-- Begin DATA EXCERPTS --

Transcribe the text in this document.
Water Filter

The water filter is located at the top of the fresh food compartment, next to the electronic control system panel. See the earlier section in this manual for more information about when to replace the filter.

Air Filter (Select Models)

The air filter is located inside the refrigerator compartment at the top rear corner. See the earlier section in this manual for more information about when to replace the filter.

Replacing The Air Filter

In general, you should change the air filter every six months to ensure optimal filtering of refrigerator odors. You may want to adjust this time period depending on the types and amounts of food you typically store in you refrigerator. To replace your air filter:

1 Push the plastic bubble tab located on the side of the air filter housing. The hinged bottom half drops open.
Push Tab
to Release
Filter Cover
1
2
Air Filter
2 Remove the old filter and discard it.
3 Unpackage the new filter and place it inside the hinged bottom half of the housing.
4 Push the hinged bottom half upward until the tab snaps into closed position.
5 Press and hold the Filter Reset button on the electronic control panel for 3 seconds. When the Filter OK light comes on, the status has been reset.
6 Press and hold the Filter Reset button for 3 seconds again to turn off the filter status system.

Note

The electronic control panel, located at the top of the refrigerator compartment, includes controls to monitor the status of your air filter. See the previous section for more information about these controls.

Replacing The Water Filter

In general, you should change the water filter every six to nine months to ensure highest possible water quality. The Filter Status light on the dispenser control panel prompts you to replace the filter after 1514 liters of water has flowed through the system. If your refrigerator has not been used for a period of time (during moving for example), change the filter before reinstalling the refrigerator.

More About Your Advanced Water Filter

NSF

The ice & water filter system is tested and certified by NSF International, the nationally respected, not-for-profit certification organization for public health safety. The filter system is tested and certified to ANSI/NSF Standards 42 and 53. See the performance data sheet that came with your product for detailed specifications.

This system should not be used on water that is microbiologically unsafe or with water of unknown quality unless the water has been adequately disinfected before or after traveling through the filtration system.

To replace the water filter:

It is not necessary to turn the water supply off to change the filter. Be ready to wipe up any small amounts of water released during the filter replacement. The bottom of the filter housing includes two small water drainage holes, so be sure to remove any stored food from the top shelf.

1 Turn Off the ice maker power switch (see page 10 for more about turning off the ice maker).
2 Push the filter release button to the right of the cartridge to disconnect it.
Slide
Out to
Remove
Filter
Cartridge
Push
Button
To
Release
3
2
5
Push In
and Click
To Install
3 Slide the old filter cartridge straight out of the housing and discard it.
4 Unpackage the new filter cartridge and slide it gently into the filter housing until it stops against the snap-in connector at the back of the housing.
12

-- End DATA EXCERPTS --

Without leaving anything out, quote all the data.

● **EXERCISE RESPONSE**:
Transcribe the text in this document.
Water Filter

The water filter is located at the top of the fresh food compartment, next to the electronic control system panel. See the earlier section in this manual for more information about when to replace the filter.

Air Filter (Select Models)

The air filter is located inside the refrigerator compartment at the top rear corner. See the earlier section in this manual for more information about when to replace the filter.

Replacing The Air Filter

In general, you should change the air filter every six months to ensure optimal filtering of refrigerator odors. You may want to adjust this time period depending on the types and amounts of food you typically store in you refrigerator. To replace your air filter:

1 Push the plastic bubble tab located on the side of the air filter housing. The hinged bottom half drops open.
Push Tab
to Release
Filter Cover
1
2
Air Filter
2 Remove the old filter and discard it.
3 Unpackage the new filter and place it inside the hinged bottom half of the housing.
4 Push the hinged bottom half upward until the tab snaps into closed position.
5 Press and hold the Filter Reset button on the electronic control panel for 3 seconds. When the Filter OK light comes on, the status has been reset.
6 Press and hold the Filter Reset button for 3 seconds again to turn off the filter status system.

Note

The electronic control panel, located at the top of the refrigerator compartment, includes controls to monitor the status of your air filter. See the previous section for more information about these controls.

Replacing The Water Filter

In general, you should change the water filter every six to nine months to ensure highest possible water quality. The Filter Status light on the dispenser control panel prompts you to replace the filter after 1514 liters of water has flowed through the system. If your refrigerator has not been used for a period of time (during moving for example), change the filter before reinstalling the refrigerator.

More About Your Advanced Water Filter

NSF

The ice & water filter system is tested and certified by NSF International, the nationally respected, not-for-profit certification organization for public health safety. The filter system is tested and certified to ANSI/NSF Standards 42 and 53. See the performance data sheet that came with your product for detailed specifications.

This system should not be used on water that is microbiologically unsafe or with water of unknown quality unless the water has been adequately disinfected before or after traveling through the filtration system.

To replace the water filter:

It is not necessary to turn the water supply off to change the filter. Be ready to wipe up any small amounts of water released during the filter replacement. The bottom of the filter housing includes two small water drainage holes, so be sure to remove any stored food from the top shelf.

1 Turn Off the ice maker power switch (see page 10 for more about turning off the ice maker).
2 Push the filter release button to the right of the cartridge to disconnect it.
Slide
Out to
Remove
Filter
Cartridge
Push
Button
To
Release
3
2
5
Push In
and Click
To Install
3 Slide the old filter cartridge straight out of the housing and discard it.
4 Unpackage the new filter cartridge and slide it gently into the filter housing until it stops against the snap-in connector at the back of the housing.
12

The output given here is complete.